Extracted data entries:
# # # #
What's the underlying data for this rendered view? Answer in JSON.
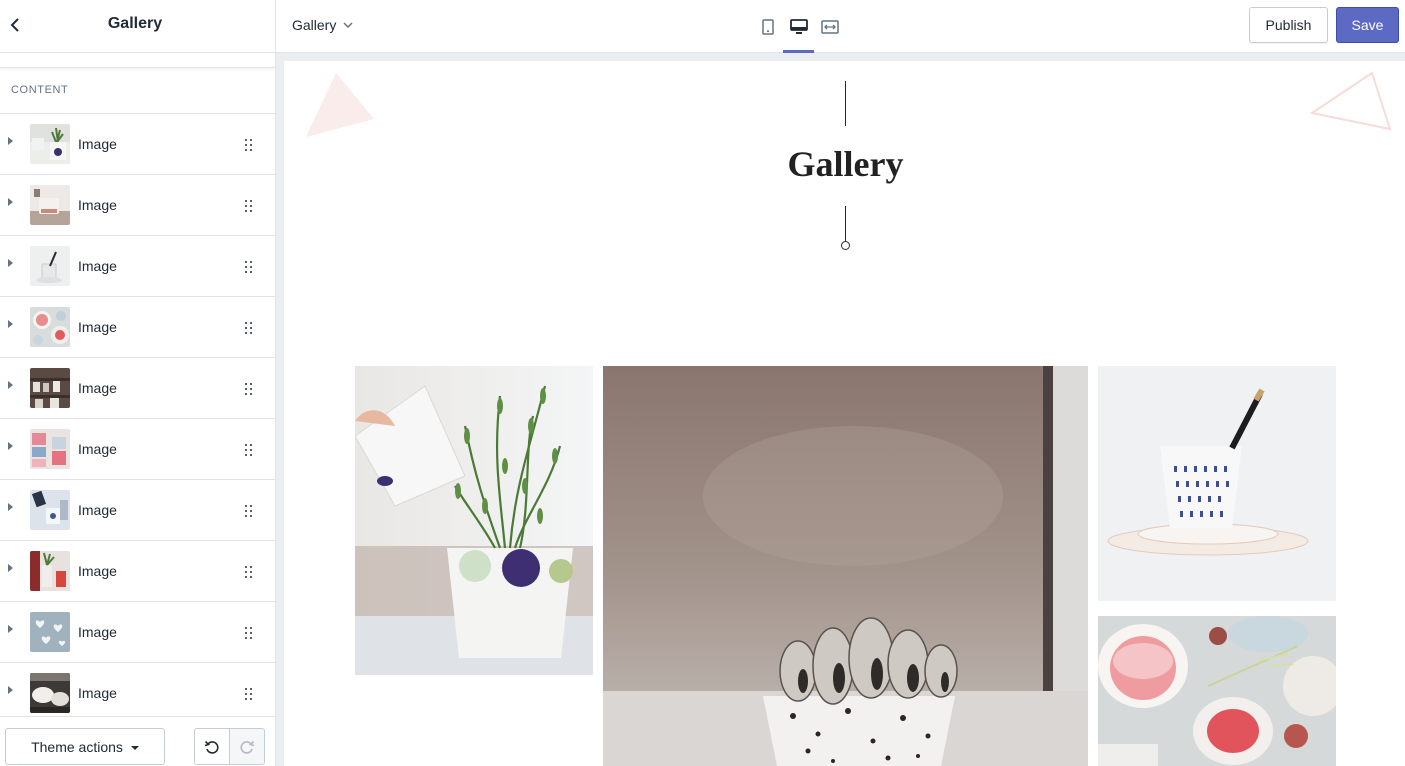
{
  "header": {
    "sidebar_title": "Gallery",
    "page_selector": "Gallery",
    "publish_label": "Publish",
    "save_label": "Save",
    "active_device": "desktop",
    "accent_color": "#5c6ac4"
  },
  "sidebar": {
    "section_heading": "CONTENT",
    "blocks": [
      {
        "label": "Image",
        "thumb": "plant-watering"
      },
      {
        "label": "Image",
        "thumb": "mug-on-table"
      },
      {
        "label": "Image",
        "thumb": "glass-with-straw"
      },
      {
        "label": "Image",
        "thumb": "pink-plates"
      },
      {
        "label": "Image",
        "thumb": "shelf-ceramics"
      },
      {
        "label": "Image",
        "thumb": "stacked-cups"
      },
      {
        "label": "Image",
        "thumb": "pouring-cup"
      },
      {
        "label": "Image",
        "thumb": "vase-flowers"
      },
      {
        "label": "Image",
        "thumb": "hearts-pattern"
      },
      {
        "label": "Image",
        "thumb": "bowls"
      }
    ],
    "footer": {
      "theme_actions_label": "Theme actions"
    }
  },
  "preview": {
    "heading": "Gallery",
    "images": [
      {
        "subject": "watering a rosemary plant in a polka-dot pot"
      },
      {
        "subject": "cactus in a speckled pot"
      },
      {
        "subject": "patterned cup with black straw on saucer"
      },
      {
        "subject": "pink ceramic plates with figs"
      }
    ]
  }
}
# # # #
Reply with nothing but the number of lines in the data above that contain "subject".

§ **TASK ANSWER**
4